THE TASK:
List the lines between the one holding "no2-pixel: [1542, 449, 1565, 474]" and the one holding "no2-pixel: [1300, 785, 1323, 810]", inclusive, as a numbered list, skipping any blank lines.

***

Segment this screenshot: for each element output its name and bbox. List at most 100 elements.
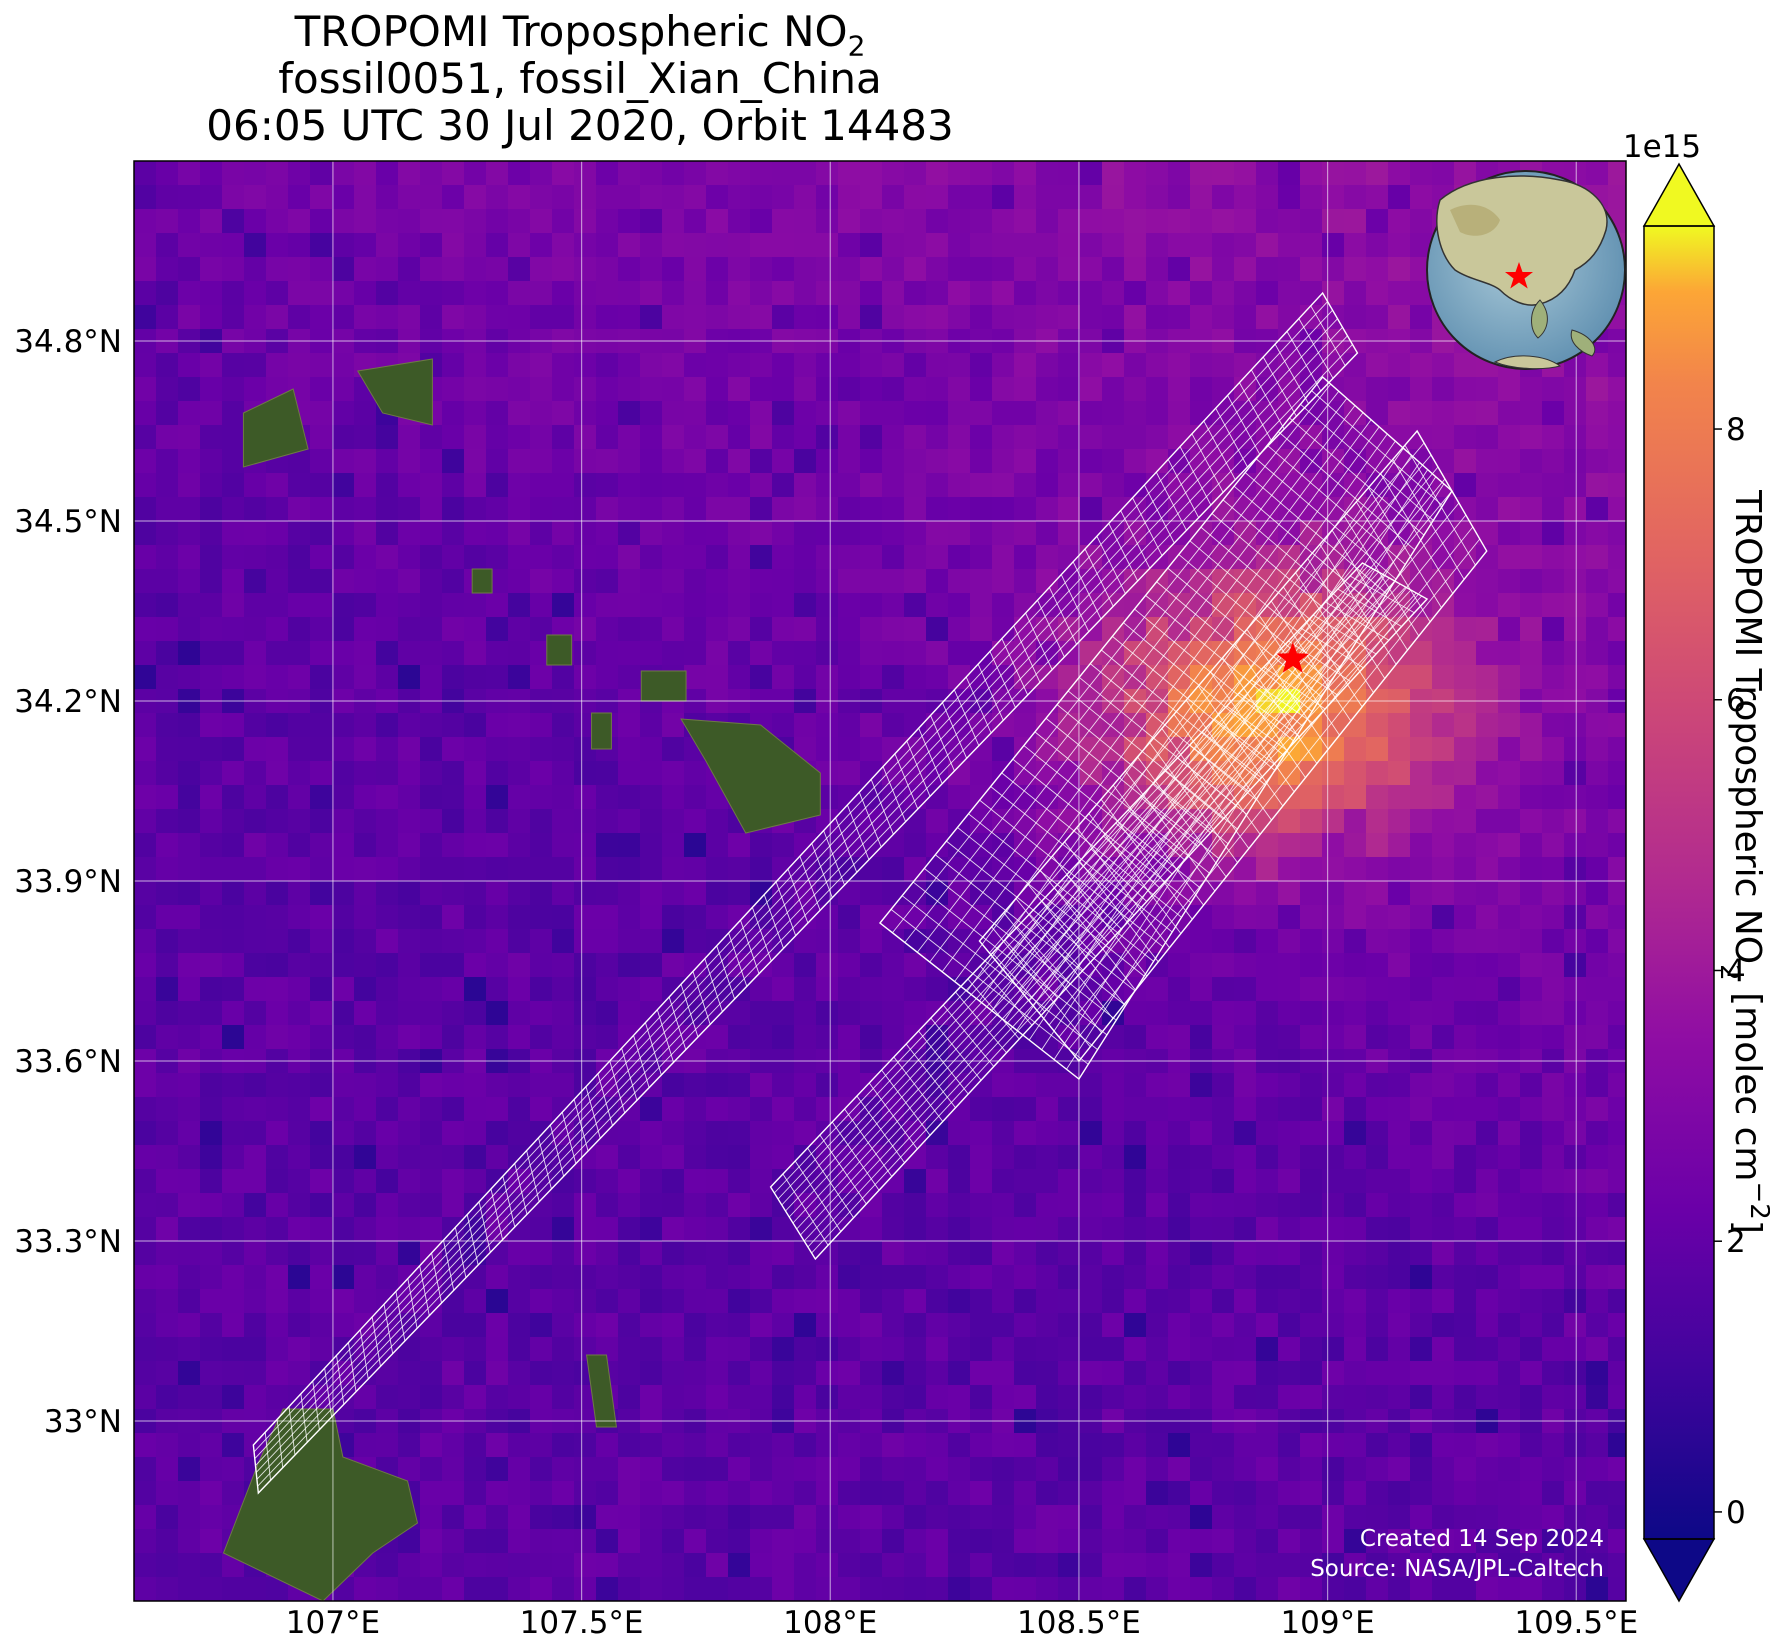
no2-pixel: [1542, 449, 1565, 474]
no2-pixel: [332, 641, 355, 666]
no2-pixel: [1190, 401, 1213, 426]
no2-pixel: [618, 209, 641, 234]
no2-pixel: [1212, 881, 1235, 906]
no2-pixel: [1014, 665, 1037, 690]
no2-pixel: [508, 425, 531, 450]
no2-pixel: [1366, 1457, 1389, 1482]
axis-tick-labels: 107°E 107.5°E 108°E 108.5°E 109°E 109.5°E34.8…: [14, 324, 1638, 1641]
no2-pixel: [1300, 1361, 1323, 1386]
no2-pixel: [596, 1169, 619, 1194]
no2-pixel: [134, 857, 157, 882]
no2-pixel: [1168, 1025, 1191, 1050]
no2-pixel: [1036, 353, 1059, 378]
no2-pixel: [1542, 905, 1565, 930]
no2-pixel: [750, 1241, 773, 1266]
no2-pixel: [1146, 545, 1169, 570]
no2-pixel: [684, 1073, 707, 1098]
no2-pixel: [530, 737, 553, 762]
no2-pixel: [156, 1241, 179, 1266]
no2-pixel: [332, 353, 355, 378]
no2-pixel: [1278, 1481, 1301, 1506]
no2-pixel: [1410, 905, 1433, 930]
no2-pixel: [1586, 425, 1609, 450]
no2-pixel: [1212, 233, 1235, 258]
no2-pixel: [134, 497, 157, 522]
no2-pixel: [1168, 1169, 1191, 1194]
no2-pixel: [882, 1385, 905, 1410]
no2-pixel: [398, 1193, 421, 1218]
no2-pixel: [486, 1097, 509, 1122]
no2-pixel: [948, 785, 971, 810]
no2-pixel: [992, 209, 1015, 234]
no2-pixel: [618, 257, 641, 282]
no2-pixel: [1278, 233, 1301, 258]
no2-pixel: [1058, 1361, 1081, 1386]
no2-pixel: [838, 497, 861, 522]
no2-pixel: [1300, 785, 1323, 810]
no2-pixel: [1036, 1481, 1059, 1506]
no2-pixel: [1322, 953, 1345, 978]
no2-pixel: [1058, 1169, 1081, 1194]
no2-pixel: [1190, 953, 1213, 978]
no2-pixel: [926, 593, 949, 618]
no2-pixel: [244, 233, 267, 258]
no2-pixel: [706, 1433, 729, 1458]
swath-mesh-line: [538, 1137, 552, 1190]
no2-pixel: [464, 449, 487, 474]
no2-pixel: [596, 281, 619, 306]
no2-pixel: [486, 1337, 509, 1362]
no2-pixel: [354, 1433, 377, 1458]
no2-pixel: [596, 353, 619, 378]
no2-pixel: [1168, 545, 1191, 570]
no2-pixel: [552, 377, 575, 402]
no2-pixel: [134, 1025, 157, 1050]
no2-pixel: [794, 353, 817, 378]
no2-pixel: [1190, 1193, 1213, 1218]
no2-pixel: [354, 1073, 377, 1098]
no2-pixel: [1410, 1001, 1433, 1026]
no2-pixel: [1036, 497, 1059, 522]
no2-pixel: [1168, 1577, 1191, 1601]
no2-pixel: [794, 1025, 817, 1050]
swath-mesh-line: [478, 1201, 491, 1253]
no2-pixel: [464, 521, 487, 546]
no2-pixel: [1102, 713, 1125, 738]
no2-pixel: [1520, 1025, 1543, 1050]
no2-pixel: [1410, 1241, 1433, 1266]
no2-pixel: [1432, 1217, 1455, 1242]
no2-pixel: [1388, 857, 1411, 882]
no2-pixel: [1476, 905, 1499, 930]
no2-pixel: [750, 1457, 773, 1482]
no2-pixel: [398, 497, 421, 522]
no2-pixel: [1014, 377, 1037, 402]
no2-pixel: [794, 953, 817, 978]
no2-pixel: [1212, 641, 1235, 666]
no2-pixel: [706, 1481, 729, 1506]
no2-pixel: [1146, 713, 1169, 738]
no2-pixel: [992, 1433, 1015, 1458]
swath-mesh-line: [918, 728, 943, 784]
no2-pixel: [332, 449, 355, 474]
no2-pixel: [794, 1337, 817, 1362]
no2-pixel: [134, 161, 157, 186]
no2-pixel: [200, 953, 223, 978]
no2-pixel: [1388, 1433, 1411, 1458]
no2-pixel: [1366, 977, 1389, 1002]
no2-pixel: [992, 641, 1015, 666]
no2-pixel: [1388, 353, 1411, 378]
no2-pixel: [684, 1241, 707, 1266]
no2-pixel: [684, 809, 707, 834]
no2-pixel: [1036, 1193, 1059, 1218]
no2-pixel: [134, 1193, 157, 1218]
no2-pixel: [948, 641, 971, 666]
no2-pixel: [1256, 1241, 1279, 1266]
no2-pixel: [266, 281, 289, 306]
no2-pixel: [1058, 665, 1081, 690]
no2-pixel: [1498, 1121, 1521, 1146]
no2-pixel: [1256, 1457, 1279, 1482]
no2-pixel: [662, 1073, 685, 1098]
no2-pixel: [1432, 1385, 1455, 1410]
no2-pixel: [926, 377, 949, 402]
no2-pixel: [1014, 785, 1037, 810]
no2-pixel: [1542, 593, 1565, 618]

***

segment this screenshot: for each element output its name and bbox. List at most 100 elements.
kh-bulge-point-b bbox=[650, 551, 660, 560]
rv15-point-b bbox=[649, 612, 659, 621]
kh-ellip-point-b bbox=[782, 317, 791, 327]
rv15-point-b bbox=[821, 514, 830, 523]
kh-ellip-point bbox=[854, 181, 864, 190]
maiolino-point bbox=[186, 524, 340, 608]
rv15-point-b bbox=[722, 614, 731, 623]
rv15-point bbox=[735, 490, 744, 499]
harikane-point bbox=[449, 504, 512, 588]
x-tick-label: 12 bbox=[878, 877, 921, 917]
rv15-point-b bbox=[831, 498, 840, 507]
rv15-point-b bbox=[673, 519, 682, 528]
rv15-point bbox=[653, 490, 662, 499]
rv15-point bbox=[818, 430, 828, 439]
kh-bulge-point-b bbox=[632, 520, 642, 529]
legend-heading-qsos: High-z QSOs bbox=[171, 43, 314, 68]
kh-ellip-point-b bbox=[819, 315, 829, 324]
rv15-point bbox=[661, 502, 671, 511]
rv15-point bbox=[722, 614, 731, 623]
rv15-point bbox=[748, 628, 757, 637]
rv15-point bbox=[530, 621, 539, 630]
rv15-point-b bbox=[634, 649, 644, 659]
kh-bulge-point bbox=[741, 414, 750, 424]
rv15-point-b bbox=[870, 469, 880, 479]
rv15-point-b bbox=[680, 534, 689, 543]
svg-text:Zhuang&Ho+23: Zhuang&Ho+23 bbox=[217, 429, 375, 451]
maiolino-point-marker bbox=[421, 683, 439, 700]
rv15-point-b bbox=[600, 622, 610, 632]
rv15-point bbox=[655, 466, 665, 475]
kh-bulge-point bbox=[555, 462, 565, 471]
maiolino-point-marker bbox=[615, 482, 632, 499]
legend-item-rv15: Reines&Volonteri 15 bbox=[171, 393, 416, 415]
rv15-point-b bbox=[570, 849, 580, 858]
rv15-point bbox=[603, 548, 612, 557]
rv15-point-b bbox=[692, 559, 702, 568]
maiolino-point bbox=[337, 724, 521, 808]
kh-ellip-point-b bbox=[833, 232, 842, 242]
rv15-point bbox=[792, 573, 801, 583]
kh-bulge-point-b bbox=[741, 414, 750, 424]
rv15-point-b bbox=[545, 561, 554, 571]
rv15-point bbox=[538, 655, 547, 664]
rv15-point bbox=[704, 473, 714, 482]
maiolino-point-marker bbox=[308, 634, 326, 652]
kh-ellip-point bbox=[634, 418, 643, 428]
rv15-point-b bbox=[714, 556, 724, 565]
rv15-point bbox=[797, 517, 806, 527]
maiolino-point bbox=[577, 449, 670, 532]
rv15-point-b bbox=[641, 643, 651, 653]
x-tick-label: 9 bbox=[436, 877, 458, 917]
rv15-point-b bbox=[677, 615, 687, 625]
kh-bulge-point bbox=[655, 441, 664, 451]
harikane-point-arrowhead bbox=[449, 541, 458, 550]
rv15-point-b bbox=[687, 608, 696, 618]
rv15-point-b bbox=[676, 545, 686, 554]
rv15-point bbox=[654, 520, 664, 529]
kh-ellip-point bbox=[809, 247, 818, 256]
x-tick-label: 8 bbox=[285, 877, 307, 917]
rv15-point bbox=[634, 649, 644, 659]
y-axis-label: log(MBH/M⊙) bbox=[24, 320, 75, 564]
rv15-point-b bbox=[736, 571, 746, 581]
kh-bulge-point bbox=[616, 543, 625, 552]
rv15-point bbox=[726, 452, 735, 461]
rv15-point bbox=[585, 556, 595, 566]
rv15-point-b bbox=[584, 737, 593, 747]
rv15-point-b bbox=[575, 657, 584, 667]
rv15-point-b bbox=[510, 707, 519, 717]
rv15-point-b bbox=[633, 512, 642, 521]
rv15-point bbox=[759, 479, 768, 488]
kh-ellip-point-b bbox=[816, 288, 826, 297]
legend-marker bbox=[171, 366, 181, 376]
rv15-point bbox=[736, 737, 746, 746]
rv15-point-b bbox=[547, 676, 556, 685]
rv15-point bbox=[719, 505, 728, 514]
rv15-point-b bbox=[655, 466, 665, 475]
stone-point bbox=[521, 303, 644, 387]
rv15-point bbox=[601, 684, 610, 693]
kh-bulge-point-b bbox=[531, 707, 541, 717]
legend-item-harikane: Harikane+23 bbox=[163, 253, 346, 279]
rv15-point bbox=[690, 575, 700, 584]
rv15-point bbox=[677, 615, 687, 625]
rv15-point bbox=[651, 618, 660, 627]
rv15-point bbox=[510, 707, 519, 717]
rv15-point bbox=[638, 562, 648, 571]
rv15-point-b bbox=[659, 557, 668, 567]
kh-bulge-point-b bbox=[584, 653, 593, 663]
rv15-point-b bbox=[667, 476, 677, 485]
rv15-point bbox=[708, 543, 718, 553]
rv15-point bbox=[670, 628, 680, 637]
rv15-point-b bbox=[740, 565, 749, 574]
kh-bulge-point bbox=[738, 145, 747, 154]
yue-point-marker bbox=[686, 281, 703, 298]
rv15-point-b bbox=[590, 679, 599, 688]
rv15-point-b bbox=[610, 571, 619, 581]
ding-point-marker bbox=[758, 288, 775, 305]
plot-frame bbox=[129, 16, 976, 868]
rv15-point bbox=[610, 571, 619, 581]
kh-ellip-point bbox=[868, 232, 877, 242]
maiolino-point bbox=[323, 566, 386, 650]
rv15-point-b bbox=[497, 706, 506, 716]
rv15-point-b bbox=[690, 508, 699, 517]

***

EXERCISE SOLUTION:
1. no2-pixel: [1542, 449, 1565, 474]
2. no2-pixel: [332, 641, 355, 666]
3. no2-pixel: [1190, 401, 1213, 426]
4. no2-pixel: [618, 209, 641, 234]
5. no2-pixel: [1212, 881, 1235, 906]
6. no2-pixel: [1014, 665, 1037, 690]
7. no2-pixel: [508, 425, 531, 450]
8. no2-pixel: [1366, 1457, 1389, 1482]
9. axis-tick-labels: 107°E 107.5°E 108°E 108.5°E 109°E 109.5°E34.8…: [14, 324, 1638, 1641]
10. no2-pixel: [1300, 1361, 1323, 1386]
11. no2-pixel: [596, 1169, 619, 1194]
12. no2-pixel: [134, 857, 157, 882]
13. no2-pixel: [1168, 1025, 1191, 1050]
14. no2-pixel: [1036, 353, 1059, 378]
15. no2-pixel: [1542, 905, 1565, 930]
16. no2-pixel: [750, 1241, 773, 1266]
17. no2-pixel: [1146, 545, 1169, 570]
18. no2-pixel: [684, 1073, 707, 1098]
19. no2-pixel: [530, 737, 553, 762]
20. no2-pixel: [156, 1241, 179, 1266]
21. no2-pixel: [332, 353, 355, 378]
22. no2-pixel: [1278, 1481, 1301, 1506]
23. no2-pixel: [1410, 905, 1433, 930]
24. no2-pixel: [1586, 425, 1609, 450]
25. no2-pixel: [1212, 233, 1235, 258]
26. no2-pixel: [134, 497, 157, 522]
27. no2-pixel: [1168, 1169, 1191, 1194]
28. no2-pixel: [882, 1385, 905, 1410]
29. no2-pixel: [398, 1193, 421, 1218]
30. no2-pixel: [486, 1097, 509, 1122]
31. no2-pixel: [948, 785, 971, 810]
32. no2-pixel: [992, 209, 1015, 234]
33. no2-pixel: [618, 257, 641, 282]
34. no2-pixel: [1278, 233, 1301, 258]
35. no2-pixel: [1058, 1361, 1081, 1386]
36. no2-pixel: [838, 497, 861, 522]
37. no2-pixel: [1300, 785, 1323, 810]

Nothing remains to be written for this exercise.